== RECORDS FOR THIS TASK
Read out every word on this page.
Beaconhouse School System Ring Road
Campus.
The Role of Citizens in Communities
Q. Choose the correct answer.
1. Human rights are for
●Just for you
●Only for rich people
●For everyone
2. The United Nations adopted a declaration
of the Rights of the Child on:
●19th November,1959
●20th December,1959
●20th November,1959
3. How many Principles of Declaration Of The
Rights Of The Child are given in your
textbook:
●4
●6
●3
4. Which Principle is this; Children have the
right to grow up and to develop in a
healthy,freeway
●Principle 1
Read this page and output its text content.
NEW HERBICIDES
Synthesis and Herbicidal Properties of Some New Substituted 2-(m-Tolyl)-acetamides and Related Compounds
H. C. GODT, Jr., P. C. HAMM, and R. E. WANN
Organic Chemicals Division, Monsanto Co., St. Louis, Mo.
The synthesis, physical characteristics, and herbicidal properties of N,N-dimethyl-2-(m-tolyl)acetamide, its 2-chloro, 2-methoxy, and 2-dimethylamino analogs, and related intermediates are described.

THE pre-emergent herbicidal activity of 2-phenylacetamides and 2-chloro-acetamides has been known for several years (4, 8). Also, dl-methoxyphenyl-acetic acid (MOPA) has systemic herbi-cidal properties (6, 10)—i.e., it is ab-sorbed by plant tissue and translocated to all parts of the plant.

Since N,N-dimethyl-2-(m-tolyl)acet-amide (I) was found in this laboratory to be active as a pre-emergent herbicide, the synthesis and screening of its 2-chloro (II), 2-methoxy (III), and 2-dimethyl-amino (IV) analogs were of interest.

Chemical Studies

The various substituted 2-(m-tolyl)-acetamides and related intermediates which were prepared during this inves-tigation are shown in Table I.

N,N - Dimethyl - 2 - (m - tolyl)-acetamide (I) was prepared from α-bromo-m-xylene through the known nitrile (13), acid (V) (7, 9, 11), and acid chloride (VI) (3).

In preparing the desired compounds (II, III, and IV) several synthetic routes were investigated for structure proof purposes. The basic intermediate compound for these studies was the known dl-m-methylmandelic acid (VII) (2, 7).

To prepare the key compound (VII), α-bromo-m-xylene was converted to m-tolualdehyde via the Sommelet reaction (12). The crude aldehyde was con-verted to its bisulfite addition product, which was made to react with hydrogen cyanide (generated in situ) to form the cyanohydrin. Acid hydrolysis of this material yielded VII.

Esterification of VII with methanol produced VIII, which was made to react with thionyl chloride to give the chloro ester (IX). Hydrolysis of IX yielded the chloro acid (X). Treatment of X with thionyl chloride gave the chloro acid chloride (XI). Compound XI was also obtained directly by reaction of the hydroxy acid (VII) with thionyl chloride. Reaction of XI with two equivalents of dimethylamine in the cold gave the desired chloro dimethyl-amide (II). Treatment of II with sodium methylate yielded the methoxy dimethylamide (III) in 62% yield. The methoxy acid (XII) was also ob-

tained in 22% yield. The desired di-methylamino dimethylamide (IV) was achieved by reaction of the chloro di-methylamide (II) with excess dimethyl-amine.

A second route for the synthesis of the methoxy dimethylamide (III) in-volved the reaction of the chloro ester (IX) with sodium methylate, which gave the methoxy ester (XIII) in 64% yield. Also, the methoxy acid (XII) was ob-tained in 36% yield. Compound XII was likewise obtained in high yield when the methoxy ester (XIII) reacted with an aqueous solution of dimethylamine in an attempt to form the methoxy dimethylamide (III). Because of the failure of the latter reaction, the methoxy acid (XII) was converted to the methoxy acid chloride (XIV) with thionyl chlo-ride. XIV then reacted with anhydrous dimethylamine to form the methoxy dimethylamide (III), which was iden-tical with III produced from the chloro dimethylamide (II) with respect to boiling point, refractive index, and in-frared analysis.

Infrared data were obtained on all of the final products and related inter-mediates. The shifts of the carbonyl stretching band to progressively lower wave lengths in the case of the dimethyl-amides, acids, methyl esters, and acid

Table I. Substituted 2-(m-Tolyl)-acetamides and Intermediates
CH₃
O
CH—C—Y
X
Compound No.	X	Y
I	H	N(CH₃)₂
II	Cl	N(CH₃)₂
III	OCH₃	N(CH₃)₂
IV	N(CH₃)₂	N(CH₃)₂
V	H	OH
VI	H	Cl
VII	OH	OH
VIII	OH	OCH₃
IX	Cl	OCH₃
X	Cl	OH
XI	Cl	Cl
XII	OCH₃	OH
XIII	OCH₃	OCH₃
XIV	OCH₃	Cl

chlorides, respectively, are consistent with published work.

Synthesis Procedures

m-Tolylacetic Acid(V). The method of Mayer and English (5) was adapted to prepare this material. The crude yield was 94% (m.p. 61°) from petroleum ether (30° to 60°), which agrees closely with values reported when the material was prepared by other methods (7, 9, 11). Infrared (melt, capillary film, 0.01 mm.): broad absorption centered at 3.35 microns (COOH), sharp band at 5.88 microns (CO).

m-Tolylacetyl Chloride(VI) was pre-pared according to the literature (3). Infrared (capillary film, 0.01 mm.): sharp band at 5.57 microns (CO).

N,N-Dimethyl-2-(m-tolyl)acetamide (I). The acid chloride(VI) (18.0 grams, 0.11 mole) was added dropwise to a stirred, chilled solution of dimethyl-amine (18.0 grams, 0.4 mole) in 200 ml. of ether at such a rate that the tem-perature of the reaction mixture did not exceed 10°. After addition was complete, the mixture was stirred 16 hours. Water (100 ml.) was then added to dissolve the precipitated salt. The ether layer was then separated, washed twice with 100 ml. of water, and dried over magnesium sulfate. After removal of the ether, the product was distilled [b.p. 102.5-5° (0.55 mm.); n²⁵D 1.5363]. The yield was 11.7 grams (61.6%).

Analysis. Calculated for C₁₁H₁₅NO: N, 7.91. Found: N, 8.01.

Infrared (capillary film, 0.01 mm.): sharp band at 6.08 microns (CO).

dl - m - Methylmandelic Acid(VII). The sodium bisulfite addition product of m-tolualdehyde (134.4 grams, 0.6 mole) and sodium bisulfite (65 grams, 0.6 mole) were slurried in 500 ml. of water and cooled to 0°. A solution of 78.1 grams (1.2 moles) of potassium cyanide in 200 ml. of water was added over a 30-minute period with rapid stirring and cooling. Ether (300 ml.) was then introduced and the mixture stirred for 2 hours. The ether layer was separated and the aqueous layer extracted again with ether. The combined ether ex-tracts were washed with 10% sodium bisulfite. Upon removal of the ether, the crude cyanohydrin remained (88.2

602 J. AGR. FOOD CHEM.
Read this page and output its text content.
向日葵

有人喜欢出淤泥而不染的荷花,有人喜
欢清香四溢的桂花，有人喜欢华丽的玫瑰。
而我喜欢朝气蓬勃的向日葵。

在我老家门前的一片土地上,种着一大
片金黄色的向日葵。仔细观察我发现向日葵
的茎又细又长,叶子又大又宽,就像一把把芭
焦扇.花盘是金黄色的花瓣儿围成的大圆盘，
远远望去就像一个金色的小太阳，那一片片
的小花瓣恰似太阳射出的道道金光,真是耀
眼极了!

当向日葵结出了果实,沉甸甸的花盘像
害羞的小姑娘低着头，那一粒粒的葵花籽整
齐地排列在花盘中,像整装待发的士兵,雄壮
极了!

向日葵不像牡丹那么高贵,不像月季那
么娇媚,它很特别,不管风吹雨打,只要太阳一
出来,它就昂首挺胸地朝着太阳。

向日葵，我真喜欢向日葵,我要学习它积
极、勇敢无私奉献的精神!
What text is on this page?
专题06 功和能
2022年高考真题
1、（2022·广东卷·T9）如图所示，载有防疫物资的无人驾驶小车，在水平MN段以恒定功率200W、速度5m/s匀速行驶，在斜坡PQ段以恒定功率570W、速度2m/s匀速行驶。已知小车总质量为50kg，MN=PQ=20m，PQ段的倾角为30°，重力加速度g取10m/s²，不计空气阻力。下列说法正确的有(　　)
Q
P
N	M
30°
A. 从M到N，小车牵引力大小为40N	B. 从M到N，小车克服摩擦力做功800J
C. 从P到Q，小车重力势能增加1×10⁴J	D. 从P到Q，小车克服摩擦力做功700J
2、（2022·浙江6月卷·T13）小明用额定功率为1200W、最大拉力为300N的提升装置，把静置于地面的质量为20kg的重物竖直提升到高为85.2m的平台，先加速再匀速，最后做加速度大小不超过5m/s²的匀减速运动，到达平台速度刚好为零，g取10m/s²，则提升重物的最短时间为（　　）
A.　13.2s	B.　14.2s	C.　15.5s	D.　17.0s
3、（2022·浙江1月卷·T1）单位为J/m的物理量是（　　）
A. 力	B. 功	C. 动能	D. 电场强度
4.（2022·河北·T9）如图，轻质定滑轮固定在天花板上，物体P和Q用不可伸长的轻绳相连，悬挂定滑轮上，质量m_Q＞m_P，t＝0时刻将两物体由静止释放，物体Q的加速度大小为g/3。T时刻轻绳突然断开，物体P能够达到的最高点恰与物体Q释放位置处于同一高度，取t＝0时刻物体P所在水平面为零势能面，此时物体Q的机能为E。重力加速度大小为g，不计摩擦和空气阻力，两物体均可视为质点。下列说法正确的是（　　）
====
> _THE EXERCISE_:
Go over the data above and copy every line that has the word "page" in it.

> _WRITTEN RESPONSE_:
Read out every word on this page.
Read this page and output its text content.
Read this page and output its text content.
What text is on this page?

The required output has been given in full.